## [Task material]
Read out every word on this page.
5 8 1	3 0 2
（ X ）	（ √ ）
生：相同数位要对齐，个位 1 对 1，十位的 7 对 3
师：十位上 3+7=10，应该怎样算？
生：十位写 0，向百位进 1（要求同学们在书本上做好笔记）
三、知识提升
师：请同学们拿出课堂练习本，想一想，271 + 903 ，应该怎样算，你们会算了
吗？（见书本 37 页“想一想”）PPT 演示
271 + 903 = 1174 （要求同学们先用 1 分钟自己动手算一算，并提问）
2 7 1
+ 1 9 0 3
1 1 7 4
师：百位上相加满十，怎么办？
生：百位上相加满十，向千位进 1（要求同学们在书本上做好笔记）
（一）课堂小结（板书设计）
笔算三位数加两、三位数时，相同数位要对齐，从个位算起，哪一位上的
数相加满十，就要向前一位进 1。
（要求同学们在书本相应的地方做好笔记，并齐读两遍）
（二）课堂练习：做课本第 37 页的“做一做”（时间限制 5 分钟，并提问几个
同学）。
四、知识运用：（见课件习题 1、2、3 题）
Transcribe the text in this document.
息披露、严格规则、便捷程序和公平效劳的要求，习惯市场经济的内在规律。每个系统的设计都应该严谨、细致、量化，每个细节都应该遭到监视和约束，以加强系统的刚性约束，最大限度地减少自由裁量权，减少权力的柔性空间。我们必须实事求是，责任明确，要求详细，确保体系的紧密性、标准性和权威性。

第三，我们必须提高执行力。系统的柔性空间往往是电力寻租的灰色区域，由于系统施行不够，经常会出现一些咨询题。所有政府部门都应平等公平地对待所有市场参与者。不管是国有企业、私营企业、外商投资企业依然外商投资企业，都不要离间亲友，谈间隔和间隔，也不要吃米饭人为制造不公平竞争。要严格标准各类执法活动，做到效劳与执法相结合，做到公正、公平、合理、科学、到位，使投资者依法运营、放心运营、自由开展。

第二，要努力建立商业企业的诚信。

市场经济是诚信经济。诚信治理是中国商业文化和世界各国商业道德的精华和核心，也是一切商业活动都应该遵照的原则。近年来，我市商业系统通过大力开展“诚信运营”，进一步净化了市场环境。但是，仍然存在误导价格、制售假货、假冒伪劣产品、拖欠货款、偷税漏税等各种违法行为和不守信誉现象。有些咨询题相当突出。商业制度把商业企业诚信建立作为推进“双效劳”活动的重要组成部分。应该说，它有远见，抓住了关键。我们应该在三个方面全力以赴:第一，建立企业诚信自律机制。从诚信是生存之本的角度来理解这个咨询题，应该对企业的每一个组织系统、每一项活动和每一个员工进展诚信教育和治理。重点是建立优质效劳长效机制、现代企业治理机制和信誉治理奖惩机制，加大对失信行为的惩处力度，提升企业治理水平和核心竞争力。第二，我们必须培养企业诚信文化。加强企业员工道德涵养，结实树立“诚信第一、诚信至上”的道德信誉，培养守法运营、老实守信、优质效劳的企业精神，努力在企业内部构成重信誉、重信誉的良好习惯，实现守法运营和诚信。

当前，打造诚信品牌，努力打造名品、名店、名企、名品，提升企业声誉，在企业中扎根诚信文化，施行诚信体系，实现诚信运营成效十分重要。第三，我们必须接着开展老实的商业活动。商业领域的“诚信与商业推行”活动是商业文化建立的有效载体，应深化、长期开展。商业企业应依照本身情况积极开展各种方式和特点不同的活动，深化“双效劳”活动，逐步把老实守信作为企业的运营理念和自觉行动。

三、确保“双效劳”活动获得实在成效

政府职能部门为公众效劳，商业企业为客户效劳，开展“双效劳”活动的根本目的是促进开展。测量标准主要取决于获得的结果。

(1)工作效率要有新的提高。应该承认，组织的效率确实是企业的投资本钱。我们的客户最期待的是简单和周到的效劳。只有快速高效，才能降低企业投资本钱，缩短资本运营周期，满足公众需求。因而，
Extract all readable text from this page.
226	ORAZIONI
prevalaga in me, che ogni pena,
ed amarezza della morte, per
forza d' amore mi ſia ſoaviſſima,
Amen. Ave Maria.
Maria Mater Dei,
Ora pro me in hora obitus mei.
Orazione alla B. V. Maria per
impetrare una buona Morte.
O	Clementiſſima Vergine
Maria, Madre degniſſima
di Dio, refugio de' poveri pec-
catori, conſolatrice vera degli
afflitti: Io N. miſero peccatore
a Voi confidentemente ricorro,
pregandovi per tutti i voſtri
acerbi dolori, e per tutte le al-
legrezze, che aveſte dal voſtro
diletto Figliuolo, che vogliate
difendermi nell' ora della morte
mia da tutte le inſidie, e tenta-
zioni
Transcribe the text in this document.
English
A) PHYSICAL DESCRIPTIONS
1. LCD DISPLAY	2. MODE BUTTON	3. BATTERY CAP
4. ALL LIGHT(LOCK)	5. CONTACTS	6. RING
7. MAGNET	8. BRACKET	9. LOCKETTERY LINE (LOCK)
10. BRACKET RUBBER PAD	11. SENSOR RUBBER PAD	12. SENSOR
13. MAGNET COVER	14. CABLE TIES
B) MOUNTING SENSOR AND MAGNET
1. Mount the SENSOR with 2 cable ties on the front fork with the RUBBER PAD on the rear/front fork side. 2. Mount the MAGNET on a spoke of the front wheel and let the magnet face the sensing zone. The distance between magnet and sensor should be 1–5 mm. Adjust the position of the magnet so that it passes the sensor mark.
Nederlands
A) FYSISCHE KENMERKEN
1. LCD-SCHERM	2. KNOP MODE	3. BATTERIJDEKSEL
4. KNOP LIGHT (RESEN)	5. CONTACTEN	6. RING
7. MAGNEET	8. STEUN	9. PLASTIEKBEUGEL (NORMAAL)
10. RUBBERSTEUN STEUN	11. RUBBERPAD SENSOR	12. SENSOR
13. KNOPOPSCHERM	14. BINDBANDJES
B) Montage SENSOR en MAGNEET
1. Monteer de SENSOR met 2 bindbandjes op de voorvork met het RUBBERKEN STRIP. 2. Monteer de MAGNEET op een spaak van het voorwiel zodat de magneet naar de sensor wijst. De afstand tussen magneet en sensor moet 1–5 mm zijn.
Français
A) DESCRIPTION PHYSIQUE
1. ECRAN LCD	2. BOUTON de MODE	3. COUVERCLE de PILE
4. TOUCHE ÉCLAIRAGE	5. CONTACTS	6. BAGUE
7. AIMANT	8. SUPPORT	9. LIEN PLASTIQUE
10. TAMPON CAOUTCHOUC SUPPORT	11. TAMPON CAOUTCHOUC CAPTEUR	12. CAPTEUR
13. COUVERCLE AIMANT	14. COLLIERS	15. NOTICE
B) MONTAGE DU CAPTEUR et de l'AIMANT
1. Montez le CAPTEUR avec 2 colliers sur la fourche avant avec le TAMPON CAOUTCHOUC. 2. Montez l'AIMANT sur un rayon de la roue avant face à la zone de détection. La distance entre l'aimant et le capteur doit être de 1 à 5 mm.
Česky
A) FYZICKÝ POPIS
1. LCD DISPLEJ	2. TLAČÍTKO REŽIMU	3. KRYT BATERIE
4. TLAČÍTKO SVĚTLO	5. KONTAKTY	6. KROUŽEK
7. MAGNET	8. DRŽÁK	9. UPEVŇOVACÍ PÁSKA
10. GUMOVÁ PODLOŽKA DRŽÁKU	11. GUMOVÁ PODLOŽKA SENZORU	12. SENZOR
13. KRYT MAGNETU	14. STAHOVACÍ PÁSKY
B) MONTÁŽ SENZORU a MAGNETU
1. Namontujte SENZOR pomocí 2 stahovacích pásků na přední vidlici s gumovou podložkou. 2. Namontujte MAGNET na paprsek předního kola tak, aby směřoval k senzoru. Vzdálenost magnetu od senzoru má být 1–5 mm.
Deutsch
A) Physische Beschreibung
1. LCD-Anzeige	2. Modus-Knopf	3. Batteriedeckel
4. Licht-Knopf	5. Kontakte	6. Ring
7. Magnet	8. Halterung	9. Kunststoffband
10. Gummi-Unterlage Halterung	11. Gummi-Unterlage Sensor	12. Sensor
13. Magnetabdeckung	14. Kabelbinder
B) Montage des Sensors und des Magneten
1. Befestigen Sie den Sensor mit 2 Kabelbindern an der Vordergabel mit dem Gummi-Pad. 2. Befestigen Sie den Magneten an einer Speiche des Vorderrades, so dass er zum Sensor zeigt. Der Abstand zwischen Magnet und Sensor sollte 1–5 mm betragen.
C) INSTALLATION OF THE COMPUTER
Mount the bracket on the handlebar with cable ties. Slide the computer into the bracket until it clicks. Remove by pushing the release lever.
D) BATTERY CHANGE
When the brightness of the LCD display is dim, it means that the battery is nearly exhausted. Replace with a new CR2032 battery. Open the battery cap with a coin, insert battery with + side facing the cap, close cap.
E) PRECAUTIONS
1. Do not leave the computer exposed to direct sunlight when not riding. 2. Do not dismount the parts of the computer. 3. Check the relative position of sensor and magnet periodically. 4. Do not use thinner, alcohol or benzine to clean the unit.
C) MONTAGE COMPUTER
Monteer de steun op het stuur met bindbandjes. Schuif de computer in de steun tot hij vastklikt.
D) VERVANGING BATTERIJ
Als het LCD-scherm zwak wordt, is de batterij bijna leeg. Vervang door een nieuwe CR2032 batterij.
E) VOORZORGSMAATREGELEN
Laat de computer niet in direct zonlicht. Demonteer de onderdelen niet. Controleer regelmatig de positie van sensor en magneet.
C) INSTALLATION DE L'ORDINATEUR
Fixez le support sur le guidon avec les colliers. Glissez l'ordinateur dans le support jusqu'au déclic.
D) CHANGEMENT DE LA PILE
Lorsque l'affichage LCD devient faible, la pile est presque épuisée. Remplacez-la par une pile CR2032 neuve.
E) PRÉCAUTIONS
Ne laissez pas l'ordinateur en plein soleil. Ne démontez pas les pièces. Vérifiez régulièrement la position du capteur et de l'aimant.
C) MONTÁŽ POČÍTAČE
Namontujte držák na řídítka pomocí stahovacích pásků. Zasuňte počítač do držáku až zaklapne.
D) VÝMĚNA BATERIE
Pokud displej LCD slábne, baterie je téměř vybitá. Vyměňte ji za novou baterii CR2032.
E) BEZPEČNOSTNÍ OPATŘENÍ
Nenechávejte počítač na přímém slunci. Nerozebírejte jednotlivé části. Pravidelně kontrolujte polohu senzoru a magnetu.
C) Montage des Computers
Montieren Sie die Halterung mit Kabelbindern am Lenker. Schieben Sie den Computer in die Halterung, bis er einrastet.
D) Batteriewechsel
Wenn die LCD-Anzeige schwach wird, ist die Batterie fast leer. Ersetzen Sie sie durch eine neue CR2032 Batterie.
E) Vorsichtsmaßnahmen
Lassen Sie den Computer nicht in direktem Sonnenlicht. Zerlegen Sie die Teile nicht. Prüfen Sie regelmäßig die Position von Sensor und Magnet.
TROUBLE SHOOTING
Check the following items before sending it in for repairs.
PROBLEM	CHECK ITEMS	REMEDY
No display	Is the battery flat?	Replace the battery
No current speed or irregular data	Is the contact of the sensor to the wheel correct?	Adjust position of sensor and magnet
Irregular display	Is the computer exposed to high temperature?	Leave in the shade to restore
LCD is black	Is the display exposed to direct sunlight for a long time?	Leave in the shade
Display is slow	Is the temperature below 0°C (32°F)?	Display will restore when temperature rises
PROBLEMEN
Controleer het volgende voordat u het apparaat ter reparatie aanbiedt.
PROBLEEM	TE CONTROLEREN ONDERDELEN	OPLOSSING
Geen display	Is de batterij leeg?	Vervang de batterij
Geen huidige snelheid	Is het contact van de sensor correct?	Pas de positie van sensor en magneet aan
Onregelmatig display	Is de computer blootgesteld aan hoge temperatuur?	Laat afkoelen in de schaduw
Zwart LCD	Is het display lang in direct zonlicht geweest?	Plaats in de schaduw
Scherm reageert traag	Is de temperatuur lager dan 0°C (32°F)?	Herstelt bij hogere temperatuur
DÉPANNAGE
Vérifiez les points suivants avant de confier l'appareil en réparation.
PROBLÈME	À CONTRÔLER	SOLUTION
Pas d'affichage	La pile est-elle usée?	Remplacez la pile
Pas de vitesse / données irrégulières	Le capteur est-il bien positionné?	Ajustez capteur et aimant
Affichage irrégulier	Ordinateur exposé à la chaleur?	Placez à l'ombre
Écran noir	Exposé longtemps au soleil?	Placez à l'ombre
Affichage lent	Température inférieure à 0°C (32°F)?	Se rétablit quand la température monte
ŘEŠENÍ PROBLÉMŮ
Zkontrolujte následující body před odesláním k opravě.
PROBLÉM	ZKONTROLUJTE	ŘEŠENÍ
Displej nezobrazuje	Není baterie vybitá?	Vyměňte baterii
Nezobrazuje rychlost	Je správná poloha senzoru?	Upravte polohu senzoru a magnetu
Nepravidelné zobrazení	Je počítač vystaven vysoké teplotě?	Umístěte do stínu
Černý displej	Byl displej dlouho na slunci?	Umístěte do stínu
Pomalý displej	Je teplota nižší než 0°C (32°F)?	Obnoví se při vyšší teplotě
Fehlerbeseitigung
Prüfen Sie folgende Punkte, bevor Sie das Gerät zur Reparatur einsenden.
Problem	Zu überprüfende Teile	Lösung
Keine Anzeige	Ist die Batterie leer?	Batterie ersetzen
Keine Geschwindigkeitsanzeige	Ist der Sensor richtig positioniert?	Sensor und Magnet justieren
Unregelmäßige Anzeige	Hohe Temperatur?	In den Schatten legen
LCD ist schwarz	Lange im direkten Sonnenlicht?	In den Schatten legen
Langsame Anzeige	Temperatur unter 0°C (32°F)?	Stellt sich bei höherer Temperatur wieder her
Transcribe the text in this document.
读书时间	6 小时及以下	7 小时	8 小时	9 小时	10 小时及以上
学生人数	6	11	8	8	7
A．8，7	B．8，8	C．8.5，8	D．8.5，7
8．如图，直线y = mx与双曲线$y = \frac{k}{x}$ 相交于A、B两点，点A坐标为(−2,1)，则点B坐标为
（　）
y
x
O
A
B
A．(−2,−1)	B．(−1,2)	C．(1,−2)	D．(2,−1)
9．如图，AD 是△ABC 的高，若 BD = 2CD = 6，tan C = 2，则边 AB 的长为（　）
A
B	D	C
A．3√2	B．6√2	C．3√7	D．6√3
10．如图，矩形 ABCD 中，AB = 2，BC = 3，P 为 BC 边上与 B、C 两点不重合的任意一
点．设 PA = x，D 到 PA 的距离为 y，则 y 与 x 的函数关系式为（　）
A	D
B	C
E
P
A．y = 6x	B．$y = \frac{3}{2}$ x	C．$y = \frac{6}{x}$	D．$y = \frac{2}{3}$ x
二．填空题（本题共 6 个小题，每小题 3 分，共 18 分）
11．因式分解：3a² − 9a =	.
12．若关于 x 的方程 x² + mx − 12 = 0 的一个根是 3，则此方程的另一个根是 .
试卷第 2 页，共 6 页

## [What you should do]
Find the word "Knopf" in the records and pull out each line that has it.

## [Response]
1. LCD-Anzeige	2. Modus-Knopf	3. Batteriedeckel
4. Licht-Knopf	5. Kontakte	6. Ring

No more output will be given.